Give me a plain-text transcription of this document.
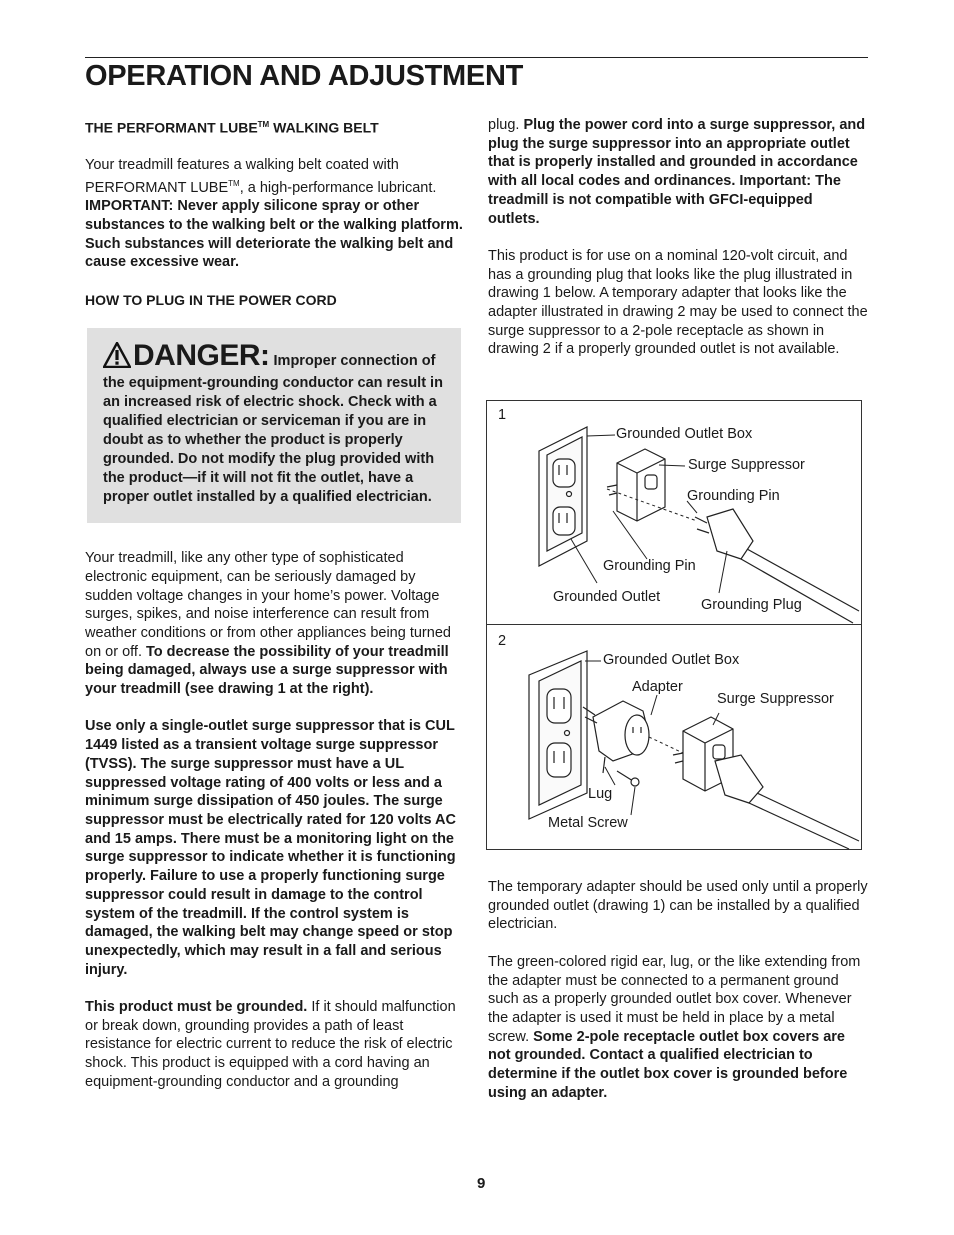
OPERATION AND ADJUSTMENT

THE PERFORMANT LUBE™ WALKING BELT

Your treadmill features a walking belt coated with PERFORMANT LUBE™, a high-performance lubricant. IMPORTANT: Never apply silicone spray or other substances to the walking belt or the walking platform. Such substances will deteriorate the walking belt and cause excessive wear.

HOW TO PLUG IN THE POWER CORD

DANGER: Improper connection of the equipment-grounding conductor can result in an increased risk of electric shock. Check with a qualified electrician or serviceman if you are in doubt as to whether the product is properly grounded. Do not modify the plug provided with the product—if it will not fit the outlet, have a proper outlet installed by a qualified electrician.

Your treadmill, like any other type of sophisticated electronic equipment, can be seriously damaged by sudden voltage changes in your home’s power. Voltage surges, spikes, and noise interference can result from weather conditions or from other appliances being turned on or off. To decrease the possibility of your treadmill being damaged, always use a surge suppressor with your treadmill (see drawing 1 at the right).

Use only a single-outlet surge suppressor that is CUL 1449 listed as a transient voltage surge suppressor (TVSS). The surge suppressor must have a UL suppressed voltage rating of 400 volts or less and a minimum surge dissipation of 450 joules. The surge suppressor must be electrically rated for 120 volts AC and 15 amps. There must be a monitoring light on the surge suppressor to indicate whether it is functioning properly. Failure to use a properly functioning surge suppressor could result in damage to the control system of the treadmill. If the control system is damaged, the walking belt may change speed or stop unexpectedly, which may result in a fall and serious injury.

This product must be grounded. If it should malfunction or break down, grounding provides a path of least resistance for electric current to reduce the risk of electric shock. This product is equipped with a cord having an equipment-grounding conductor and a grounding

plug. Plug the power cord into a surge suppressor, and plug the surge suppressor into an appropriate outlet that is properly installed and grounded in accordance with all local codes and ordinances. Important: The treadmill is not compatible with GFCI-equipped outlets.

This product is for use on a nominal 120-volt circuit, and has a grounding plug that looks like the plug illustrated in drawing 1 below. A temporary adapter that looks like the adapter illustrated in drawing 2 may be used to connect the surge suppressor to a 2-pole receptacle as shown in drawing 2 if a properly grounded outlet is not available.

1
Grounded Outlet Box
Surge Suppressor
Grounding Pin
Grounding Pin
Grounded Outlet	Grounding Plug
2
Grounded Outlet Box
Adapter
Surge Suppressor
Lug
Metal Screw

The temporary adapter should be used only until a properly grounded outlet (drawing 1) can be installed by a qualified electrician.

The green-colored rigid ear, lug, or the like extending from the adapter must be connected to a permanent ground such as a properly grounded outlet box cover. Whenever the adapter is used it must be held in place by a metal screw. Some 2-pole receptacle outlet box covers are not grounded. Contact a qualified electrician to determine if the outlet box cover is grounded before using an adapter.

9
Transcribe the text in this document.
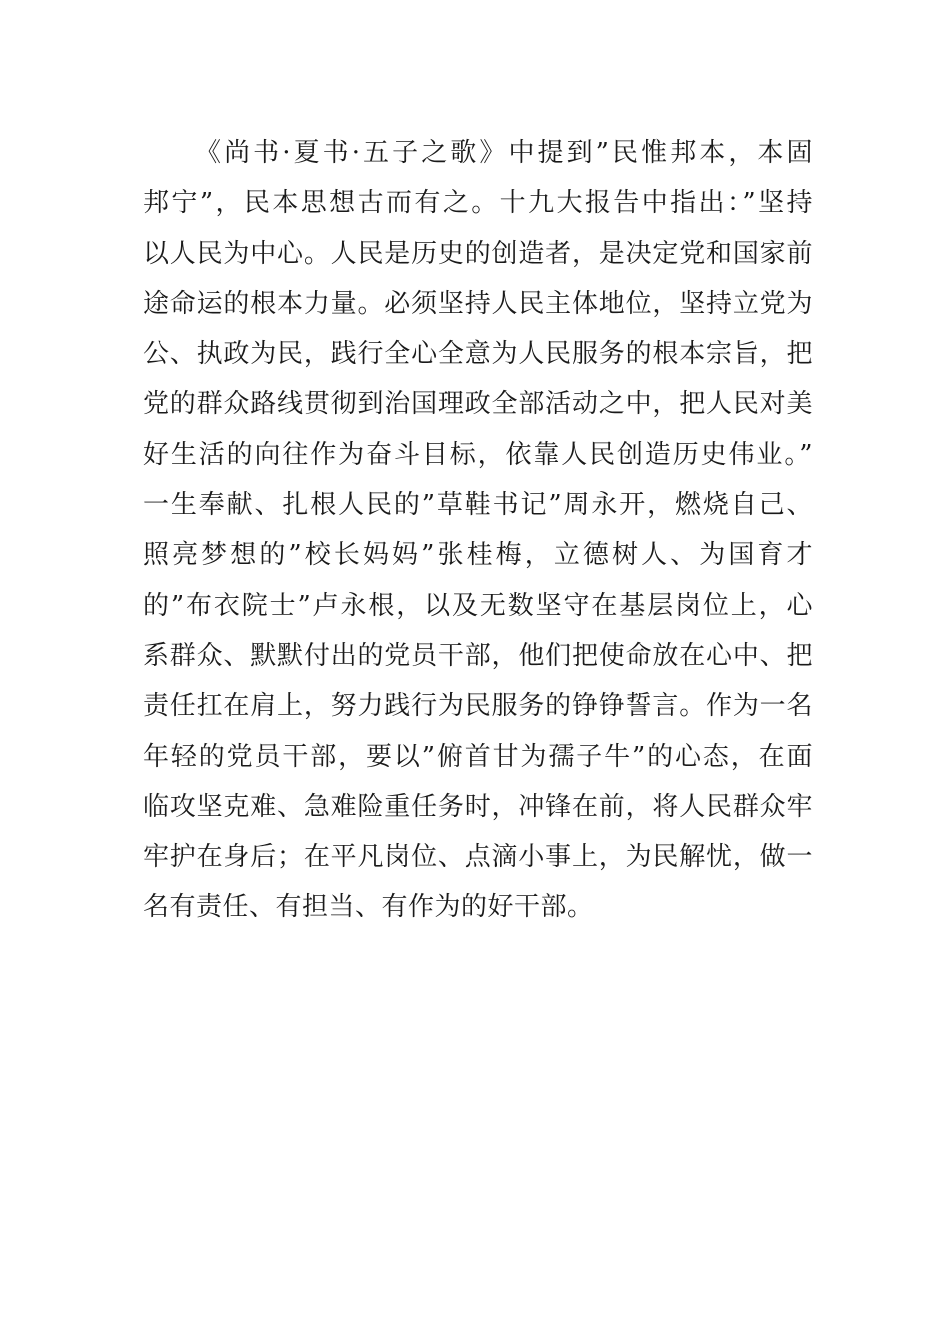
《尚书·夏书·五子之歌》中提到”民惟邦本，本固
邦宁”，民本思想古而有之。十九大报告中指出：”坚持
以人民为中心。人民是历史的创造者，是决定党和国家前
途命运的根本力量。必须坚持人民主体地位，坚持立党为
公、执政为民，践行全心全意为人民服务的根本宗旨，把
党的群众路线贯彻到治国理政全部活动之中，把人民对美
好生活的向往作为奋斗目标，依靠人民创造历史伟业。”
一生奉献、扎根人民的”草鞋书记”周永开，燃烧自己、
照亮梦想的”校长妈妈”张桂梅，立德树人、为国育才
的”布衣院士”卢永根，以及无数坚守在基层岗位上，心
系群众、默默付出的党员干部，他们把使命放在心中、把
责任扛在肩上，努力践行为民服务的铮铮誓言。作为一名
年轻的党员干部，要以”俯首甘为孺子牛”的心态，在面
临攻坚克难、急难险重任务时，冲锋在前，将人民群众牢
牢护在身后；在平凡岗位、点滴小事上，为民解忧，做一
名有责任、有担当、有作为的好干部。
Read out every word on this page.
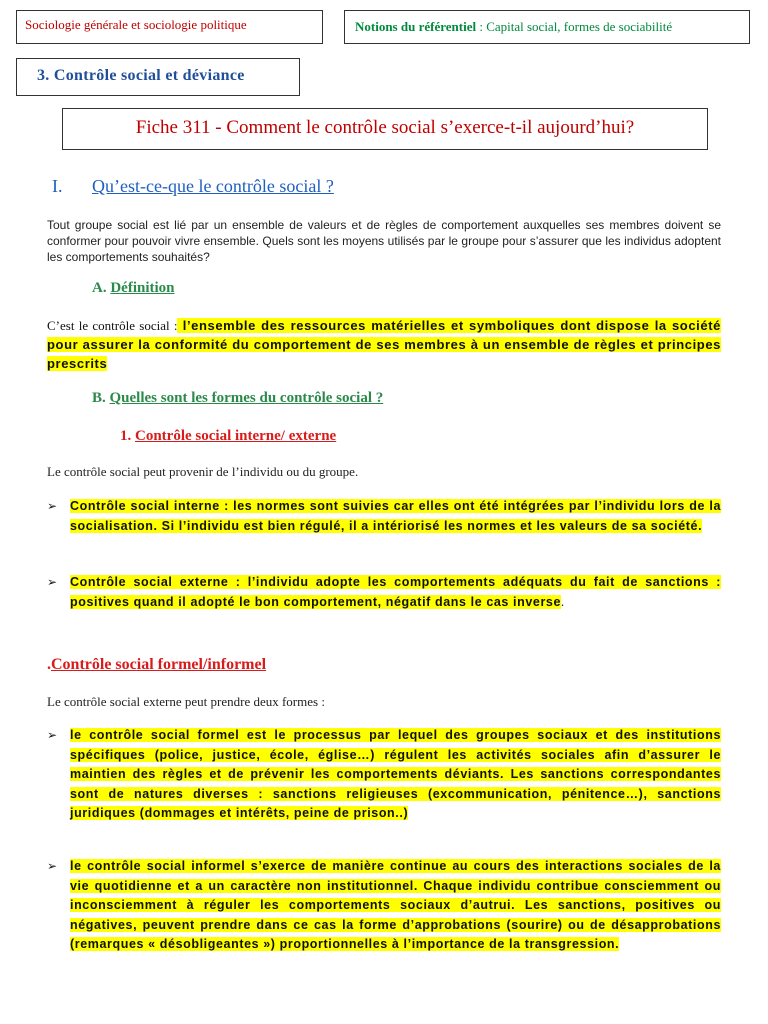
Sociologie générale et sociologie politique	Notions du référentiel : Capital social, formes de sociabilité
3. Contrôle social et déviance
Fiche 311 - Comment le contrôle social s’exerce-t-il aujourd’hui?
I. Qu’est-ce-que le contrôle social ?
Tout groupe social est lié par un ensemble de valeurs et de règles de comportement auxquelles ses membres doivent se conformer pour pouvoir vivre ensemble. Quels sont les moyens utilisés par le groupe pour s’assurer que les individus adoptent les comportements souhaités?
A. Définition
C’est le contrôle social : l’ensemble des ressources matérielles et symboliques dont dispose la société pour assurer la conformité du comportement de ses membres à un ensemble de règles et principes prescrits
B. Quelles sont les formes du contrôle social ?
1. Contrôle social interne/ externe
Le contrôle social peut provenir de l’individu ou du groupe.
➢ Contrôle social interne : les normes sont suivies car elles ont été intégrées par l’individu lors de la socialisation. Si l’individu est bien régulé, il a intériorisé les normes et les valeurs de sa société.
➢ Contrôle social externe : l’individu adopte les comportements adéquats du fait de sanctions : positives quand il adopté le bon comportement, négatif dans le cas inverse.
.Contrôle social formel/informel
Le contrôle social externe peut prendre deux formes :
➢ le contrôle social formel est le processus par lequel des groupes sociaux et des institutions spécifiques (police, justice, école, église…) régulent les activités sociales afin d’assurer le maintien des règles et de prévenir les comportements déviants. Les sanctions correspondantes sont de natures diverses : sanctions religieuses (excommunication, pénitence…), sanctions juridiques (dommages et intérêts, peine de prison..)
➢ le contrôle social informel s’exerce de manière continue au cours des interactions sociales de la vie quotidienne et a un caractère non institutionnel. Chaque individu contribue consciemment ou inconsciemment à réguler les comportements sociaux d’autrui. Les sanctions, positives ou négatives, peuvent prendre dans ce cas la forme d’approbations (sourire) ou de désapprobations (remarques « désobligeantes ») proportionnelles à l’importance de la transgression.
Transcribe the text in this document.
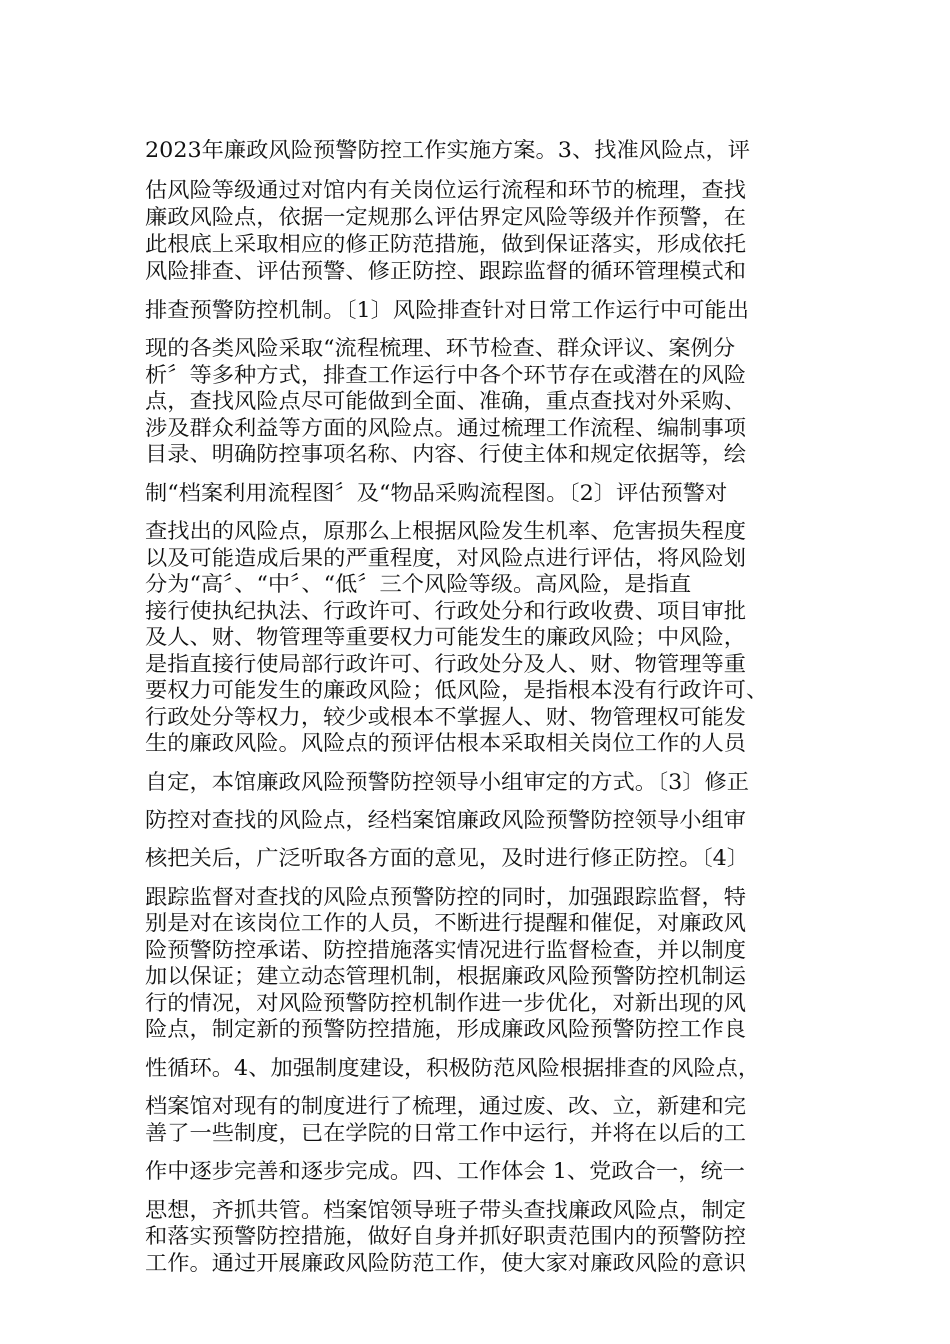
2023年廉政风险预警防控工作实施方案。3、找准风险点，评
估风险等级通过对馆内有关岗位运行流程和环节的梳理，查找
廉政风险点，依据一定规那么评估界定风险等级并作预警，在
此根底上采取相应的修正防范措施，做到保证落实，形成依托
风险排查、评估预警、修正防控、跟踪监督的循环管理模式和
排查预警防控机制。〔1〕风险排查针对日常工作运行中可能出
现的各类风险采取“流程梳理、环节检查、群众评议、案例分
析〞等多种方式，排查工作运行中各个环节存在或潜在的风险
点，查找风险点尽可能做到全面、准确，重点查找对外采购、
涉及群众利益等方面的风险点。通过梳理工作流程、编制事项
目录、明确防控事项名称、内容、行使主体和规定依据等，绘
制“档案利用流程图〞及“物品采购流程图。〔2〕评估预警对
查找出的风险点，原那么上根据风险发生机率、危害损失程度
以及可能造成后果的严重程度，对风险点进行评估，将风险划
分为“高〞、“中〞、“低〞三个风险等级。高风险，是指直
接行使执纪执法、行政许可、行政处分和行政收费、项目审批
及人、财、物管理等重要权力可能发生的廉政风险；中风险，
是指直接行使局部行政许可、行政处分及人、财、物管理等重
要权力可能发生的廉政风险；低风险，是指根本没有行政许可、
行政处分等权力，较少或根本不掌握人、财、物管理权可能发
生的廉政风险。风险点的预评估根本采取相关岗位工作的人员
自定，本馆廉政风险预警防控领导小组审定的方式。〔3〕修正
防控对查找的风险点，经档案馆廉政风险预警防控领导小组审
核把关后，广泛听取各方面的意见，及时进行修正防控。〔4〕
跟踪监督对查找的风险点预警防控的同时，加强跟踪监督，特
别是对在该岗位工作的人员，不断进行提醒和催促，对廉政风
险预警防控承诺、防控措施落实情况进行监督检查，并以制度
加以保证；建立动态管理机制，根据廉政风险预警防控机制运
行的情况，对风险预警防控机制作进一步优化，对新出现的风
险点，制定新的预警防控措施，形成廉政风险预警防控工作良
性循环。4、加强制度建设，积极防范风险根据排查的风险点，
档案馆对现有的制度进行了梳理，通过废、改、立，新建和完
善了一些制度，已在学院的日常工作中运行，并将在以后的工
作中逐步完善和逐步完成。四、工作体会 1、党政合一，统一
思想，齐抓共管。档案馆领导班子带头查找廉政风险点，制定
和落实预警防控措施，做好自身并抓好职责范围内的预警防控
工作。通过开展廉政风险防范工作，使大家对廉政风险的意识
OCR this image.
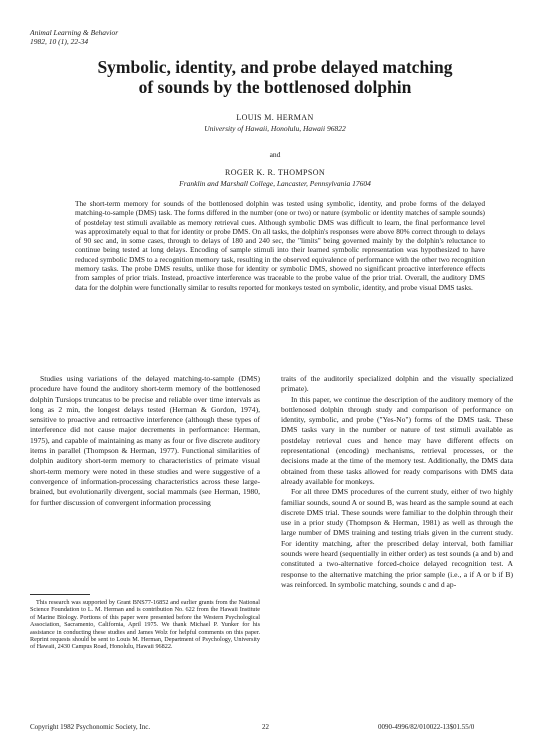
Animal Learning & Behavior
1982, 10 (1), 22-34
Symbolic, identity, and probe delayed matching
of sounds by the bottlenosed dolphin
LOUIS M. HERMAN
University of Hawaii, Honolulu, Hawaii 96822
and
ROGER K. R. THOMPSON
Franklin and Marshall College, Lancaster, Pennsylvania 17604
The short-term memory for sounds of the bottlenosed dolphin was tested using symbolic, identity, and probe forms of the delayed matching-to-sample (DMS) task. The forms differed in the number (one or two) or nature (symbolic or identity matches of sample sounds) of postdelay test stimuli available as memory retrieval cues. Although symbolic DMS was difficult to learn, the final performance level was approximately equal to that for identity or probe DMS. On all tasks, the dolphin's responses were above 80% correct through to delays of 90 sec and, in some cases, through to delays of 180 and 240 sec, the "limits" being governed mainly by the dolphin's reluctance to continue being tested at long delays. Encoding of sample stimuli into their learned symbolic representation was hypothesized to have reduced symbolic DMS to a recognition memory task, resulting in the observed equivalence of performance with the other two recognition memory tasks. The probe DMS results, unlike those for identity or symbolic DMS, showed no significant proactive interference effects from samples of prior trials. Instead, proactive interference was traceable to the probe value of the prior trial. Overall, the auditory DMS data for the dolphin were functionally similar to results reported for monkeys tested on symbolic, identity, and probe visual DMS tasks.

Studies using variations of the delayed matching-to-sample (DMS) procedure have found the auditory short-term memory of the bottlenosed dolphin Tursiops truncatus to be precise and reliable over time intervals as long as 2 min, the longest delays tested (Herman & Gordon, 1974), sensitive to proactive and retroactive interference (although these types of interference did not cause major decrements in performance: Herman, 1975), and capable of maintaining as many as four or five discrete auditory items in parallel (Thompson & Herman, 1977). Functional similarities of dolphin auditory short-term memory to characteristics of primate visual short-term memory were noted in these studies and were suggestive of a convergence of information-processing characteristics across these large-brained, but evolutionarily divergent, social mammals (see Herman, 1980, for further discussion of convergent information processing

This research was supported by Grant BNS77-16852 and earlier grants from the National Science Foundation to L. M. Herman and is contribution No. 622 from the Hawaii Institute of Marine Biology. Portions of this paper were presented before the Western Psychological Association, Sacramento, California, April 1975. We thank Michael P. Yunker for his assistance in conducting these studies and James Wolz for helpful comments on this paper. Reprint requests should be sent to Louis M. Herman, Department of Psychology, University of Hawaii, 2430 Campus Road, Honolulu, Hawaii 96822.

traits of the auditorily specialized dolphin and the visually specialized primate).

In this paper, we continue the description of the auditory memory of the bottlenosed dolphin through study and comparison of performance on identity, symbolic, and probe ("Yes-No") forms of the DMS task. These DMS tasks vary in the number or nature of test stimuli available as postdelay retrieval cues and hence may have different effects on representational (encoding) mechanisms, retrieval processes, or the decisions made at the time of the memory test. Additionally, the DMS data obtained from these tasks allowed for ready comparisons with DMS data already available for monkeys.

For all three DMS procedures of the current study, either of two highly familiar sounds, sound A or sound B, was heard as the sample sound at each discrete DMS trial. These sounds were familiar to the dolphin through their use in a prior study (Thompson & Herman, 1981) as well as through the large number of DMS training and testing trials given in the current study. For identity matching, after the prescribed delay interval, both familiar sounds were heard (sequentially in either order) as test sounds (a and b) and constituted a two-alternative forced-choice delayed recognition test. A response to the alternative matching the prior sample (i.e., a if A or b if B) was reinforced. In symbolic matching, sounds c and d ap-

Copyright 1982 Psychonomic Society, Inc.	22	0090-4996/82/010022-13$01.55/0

» **PROBLEM TO WORK ON**
Filter lines by "equipped" and return each hit.

» **RESULT**
This product must be grounded. If it should malfunction or break down, grounding provides a path of least resistance for electric current to reduce the risk of electric shock. This product is equipped with a cord having an equipment-grounding conductor and a grounding
plug. Plug the power cord into a surge suppressor, and plug the surge suppressor into an appropriate outlet that is properly installed and grounded in accordance with all local codes and ordinances. Important: The treadmill is not compatible with GFCI-equipped outlets.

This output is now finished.